Copy all the entries below exactly, but not the pictures.

> Exercise input:
============

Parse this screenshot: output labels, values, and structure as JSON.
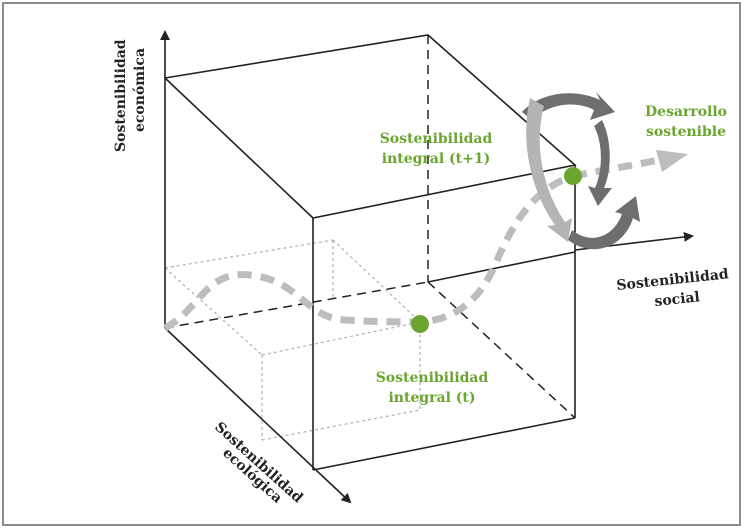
{
  "axes": {
    "economica": [
      "Sostenibilidad",
      "económica"
    ],
    "social": [
      "Sostenibilidad",
      "social"
    ],
    "ecologica": [
      "Sostenibilidad",
      "ecológica"
    ]
  },
  "points": {
    "t": [
      "Sostenibilidad",
      "integral (t)"
    ],
    "t1": [
      "Sostenibilidad",
      "integral (t+1)"
    ]
  },
  "target": [
    "Desarrollo",
    "sostenible"
  ],
  "colors": {
    "green": "#6aa62f",
    "path_gray": "#bdbdbd",
    "axis": "#222222",
    "cycle_dark": "#6e6e6e",
    "cycle_light": "#b4b4b4"
  }
}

============

> The completed task:
Parse this screenshot: output labels, values, and structure as JSON.
{
  "axes": {
    "economica": [
      "Sostenibilidad",
      "económica"
    ],
    "social": [
      "Sostenibilidad",
      "social"
    ],
    "ecologica": [
      "Sostenibilidad",
      "ecológica"
    ]
  },
  "points": {
    "t": [
      "Sostenibilidad",
      "integral (t)"
    ],
    "t1": [
      "Sostenibilidad",
      "integral (t+1)"
    ]
  },
  "target": [
    "Desarrollo",
    "sostenible"
  ],
  "colors": {
    "green": "#6aa62f",
    "path_gray": "#bdbdbd",
    "axis": "#222222",
    "cycle_dark": "#6e6e6e",
    "cycle_light": "#b4b4b4"
  }
}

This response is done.